▸ WHAT YOU ARE ASKED TO DO: Only the number is wanted: count the lines that contain "Wort".

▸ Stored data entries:
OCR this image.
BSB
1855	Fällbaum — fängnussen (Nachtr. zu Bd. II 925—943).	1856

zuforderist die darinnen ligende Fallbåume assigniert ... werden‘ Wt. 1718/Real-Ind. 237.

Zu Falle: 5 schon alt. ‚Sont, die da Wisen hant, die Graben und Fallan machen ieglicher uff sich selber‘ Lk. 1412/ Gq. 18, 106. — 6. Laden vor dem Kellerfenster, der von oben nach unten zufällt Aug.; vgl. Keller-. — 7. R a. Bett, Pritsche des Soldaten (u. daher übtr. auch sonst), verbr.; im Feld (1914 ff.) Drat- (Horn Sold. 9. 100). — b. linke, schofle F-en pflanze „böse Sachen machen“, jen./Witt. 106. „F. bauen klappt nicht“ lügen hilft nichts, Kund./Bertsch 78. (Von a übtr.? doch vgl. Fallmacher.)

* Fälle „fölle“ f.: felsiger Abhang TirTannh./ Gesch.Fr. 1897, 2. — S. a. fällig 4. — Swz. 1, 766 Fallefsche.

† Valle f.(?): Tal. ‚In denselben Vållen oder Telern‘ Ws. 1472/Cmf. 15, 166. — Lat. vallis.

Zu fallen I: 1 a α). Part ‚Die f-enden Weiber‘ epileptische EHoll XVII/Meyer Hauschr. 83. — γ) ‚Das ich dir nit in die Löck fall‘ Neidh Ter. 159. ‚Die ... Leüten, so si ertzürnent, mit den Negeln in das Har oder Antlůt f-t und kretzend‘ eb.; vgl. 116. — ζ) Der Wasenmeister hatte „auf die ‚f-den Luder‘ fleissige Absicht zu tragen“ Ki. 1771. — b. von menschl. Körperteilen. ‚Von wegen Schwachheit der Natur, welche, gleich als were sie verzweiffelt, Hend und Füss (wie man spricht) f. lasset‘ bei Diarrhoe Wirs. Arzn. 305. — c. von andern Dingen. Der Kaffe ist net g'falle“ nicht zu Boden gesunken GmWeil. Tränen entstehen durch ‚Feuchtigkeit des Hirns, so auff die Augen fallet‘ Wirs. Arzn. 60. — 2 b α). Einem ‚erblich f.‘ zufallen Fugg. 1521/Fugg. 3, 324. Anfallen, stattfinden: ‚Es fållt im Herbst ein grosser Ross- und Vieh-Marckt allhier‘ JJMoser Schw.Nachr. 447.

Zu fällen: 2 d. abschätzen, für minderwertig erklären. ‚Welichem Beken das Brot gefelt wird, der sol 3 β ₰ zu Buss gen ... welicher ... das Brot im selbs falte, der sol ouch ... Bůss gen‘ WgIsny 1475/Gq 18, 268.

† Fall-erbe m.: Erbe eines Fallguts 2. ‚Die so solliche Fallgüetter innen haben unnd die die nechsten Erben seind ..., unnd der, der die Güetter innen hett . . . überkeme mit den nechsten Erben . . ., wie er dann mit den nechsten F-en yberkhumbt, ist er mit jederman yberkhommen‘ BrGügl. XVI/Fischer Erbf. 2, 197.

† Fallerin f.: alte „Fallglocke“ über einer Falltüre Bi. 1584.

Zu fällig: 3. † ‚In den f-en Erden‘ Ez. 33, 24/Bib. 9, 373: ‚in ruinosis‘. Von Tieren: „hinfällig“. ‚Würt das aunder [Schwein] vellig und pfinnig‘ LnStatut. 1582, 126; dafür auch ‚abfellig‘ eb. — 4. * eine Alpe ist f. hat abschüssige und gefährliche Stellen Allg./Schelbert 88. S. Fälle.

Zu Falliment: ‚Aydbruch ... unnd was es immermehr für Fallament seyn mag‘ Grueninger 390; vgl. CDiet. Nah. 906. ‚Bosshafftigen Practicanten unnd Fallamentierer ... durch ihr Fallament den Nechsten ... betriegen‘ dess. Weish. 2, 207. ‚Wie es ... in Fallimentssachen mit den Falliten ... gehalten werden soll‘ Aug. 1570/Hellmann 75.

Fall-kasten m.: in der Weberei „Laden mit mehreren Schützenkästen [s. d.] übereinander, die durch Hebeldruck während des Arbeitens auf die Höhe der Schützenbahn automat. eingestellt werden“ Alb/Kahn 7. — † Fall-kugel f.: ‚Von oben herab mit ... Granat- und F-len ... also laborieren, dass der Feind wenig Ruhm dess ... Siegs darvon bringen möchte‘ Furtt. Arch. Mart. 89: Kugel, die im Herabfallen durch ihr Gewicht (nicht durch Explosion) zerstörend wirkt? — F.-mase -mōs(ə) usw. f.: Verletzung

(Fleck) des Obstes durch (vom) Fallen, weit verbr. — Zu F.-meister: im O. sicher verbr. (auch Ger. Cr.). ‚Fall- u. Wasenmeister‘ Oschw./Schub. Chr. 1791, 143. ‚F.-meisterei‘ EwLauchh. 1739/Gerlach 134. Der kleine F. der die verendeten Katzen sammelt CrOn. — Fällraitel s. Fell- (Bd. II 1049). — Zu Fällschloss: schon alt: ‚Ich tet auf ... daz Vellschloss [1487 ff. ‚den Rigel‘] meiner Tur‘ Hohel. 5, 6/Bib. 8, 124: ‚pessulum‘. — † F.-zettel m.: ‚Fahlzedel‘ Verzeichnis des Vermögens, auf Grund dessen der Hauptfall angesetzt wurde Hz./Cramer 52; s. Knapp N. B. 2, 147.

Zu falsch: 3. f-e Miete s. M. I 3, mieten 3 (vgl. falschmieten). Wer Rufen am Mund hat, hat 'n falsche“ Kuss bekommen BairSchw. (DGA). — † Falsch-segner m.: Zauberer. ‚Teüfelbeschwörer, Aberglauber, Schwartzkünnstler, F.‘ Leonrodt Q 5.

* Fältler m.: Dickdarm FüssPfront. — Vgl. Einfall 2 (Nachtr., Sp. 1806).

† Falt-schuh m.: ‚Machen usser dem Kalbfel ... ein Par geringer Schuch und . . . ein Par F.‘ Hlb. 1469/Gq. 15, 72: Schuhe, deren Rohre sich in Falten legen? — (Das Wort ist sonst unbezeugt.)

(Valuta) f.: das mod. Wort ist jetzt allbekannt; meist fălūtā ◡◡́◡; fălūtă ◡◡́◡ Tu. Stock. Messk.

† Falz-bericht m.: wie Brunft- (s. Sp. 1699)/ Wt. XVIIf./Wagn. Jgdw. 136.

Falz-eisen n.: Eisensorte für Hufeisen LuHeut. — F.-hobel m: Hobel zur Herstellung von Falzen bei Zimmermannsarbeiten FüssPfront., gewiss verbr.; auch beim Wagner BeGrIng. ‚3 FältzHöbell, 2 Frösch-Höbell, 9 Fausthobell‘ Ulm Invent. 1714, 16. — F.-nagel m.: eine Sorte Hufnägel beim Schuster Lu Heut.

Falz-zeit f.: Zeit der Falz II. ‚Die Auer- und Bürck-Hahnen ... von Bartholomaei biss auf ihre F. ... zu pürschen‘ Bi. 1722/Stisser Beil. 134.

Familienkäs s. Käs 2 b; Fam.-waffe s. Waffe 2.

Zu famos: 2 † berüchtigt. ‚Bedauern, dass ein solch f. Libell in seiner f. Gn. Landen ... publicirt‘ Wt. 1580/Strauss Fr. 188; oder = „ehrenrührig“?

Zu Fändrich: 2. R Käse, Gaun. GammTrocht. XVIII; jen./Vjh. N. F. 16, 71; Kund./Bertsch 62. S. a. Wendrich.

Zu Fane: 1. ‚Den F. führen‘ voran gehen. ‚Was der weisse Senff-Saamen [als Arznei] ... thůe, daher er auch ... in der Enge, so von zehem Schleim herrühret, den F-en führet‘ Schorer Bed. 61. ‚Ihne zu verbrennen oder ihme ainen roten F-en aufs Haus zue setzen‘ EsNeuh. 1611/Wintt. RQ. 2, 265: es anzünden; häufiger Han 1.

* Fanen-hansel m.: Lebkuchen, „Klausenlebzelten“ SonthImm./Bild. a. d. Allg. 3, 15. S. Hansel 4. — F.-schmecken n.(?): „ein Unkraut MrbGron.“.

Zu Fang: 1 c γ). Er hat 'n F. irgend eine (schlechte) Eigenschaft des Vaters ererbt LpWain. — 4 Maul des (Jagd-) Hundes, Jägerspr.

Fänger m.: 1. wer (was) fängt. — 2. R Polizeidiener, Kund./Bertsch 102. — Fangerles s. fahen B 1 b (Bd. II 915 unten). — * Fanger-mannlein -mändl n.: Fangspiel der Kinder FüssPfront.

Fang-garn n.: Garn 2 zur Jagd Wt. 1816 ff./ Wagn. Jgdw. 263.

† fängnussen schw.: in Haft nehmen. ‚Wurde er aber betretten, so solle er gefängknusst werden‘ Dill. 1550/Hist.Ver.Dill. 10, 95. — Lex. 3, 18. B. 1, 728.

▸ RESULT OF THE TASK: 2